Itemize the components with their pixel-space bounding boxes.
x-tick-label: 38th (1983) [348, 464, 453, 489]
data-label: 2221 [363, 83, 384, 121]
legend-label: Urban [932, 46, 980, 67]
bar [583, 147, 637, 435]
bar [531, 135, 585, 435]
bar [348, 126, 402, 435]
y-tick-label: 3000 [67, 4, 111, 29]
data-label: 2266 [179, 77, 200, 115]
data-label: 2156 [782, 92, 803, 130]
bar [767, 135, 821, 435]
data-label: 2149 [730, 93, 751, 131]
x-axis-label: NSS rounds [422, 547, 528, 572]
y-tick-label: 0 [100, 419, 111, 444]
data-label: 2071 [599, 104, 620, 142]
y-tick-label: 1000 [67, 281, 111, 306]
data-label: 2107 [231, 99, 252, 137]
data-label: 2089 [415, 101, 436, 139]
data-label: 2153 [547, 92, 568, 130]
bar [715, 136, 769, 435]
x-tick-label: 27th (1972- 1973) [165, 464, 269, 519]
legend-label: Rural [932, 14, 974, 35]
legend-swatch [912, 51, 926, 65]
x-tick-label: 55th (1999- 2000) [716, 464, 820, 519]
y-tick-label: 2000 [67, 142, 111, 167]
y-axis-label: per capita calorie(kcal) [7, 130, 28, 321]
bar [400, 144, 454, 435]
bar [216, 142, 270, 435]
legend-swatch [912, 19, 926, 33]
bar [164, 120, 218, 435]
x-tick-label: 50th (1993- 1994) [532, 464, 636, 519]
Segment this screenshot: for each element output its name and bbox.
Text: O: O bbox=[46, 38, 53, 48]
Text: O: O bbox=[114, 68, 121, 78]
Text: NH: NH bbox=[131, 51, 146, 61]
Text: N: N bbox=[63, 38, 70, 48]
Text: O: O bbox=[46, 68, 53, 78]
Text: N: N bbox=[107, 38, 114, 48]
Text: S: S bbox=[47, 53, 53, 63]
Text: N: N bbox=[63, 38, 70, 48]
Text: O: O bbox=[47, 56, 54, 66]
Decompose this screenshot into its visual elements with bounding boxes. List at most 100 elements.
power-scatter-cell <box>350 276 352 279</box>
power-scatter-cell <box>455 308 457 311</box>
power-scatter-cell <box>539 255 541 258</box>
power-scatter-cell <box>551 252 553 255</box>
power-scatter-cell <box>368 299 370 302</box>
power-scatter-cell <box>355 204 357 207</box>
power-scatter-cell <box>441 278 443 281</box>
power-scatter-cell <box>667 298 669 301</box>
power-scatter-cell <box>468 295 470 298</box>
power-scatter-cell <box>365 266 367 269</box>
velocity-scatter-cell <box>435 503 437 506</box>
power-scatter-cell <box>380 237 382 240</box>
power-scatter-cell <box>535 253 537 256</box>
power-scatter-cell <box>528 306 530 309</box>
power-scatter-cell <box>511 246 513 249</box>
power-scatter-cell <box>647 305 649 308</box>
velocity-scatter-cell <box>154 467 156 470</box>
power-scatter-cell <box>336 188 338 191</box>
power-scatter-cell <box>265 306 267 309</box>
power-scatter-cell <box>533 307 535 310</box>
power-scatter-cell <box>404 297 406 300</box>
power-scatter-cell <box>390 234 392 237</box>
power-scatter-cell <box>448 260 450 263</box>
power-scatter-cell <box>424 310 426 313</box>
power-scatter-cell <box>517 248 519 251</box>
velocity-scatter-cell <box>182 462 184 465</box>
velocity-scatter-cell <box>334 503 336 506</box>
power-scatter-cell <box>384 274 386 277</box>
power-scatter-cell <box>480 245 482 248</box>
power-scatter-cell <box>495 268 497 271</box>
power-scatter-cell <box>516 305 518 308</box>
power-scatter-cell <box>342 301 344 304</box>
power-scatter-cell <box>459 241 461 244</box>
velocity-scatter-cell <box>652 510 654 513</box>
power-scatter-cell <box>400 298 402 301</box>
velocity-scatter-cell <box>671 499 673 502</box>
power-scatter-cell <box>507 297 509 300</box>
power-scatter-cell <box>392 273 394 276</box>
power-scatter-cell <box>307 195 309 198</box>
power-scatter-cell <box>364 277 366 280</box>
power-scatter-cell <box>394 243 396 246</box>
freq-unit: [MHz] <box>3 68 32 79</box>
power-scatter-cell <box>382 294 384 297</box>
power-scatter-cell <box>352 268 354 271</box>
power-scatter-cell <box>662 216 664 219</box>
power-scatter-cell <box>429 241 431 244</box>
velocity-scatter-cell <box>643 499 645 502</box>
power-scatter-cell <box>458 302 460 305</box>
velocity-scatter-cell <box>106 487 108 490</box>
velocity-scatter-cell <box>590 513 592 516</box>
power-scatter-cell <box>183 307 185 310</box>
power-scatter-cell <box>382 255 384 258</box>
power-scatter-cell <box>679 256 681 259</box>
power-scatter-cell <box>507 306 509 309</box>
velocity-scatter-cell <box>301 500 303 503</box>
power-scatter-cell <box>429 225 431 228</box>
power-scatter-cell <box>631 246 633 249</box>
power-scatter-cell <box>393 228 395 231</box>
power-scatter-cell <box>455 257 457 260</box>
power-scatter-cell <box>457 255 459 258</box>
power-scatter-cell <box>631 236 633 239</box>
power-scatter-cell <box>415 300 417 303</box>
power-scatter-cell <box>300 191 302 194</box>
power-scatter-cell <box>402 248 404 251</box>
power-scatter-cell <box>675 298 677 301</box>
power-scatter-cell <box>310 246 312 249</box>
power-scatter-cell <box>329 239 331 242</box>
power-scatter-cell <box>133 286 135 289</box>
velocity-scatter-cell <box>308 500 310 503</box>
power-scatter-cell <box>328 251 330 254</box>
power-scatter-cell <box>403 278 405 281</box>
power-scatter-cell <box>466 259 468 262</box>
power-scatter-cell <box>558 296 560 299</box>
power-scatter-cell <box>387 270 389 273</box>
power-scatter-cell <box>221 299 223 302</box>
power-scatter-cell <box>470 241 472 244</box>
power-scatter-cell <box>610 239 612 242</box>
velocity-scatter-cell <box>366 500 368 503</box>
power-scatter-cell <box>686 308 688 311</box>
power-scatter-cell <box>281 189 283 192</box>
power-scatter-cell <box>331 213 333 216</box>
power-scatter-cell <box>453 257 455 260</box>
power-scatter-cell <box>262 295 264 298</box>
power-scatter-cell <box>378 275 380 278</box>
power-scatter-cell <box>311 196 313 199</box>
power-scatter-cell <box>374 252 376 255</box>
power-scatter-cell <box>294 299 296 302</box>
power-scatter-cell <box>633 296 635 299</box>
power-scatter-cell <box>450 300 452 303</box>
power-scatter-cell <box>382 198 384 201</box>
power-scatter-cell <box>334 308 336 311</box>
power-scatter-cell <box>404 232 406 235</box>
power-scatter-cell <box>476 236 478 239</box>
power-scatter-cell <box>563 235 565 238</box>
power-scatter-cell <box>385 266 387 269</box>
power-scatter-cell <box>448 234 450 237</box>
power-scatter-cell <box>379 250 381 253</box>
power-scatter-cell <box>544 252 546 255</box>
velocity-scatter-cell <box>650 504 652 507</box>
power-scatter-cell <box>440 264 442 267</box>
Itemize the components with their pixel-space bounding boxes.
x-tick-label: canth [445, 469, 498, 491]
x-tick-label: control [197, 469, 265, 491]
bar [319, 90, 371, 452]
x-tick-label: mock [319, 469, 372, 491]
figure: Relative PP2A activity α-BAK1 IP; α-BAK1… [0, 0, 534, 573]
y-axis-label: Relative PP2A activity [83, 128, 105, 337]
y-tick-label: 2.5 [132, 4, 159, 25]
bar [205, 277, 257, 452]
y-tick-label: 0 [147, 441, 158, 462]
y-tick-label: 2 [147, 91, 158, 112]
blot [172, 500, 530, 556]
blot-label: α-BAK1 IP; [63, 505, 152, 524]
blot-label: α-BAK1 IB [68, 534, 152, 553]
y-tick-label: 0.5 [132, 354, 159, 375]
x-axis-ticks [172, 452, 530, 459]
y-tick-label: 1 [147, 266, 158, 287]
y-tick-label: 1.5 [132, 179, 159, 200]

::::

**The exercise:** Please convert the material, from its first line up to and including the line with "power-scatter-cell <box>468 295 470 298</box>", into a Markdown table with the columns Number and Entry, giving each line its own numbered row and skipping blank lines.

**Result below:**
| Number | Entry |
|---|---|
| 1 | Itemize the components with their pixel-space bounding boxes. |
| 2 | x-tick-label: 38th (1983) [348, 464, 453, 489] |
| 3 | data-label: 2221 [363, 83, 384, 121] |
| 4 | legend-label: Urban [932, 46, 980, 67] |
| 5 | bar [583, 147, 637, 435] |
| 6 | bar [531, 135, 585, 435] |
| 7 | bar [348, 126, 402, 435] |
| 8 | y-tick-label: 3000 [67, 4, 111, 29] |
| 9 | data-label: 2266 [179, 77, 200, 115] |
| 10 | data-label: 2156 [782, 92, 803, 130] |
| 11 | bar [767, 135, 821, 435] |
| 12 | data-label: 2149 [730, 93, 751, 131] |
| 13 | x-axis-label: NSS rounds [422, 547, 528, 572] |
| 14 | y-tick-label: 0 [100, 419, 111, 444] |
| 15 | data-label: 2071 [599, 104, 620, 142] |
| 16 | y-tick-label: 1000 [67, 281, 111, 306] |
| 17 | data-label: 2107 [231, 99, 252, 137] |
| 18 | data-label: 2089 [415, 101, 436, 139] |
| 19 | data-label: 2153 [547, 92, 568, 130] |
| 20 | bar [715, 136, 769, 435] |
| 21 | x-tick-label: 27th (1972- 1973) [165, 464, 269, 519] |
| 22 | legend-label: Rural [932, 14, 974, 35] |
| 23 | legend-swatch [912, 51, 926, 65] |
| 24 | x-tick-label: 55th (1999- 2000) [716, 464, 820, 519] |
| 25 | y-tick-label: 2000 [67, 142, 111, 167] |
| 26 | y-axis-label: per capita calorie(kcal) [7, 130, 28, 321] |
| 27 | bar [400, 144, 454, 435] |
| 28 | bar [216, 142, 270, 435] |
| 29 | legend-swatch [912, 19, 926, 33] |
| 30 | bar [164, 120, 218, 435] |
| 31 | x-tick-label: 50th (1993- 1994) [532, 464, 636, 519] |
| 32 | Segment this screenshot: for each element output its name and bbox. |
| 33 | Text: O: O bbox=[46, 38, 53, 48] |
| 34 | Text: O: O bbox=[114, 68, 121, 78] |
| 35 | Text: NH: NH bbox=[131, 51, 146, 61] |
| 36 | Text: N: N bbox=[63, 38, 70, 48] |
| 37 | Text: O: O bbox=[46, 68, 53, 78] |
| 38 | Text: N: N bbox=[107, 38, 114, 48] |
| 39 | Text: S: S bbox=[47, 53, 53, 63] |
| 40 | Text: N: N bbox=[63, 38, 70, 48] |
| 41 | Text: O: O bbox=[47, 56, 54, 66] |
| 42 | Decompose this screenshot into its visual elements with bounding boxes. List at most 100 elements. |
| 43 | power-scatter-cell <box>350 276 352 279</box> |
| 44 | power-scatter-cell <box>455 308 457 311</box> |
| 45 | power-scatter-cell <box>539 255 541 258</box> |
| 46 | power-scatter-cell <box>551 252 553 255</box> |
| 47 | power-scatter-cell <box>368 299 370 302</box> |
| 48 | power-scatter-cell <box>355 204 357 207</box> |
| 49 | power-scatter-cell <box>441 278 443 281</box> |
| 50 | power-scatter-cell <box>667 298 669 301</box> |
| 51 | power-scatter-cell <box>468 295 470 298</box> |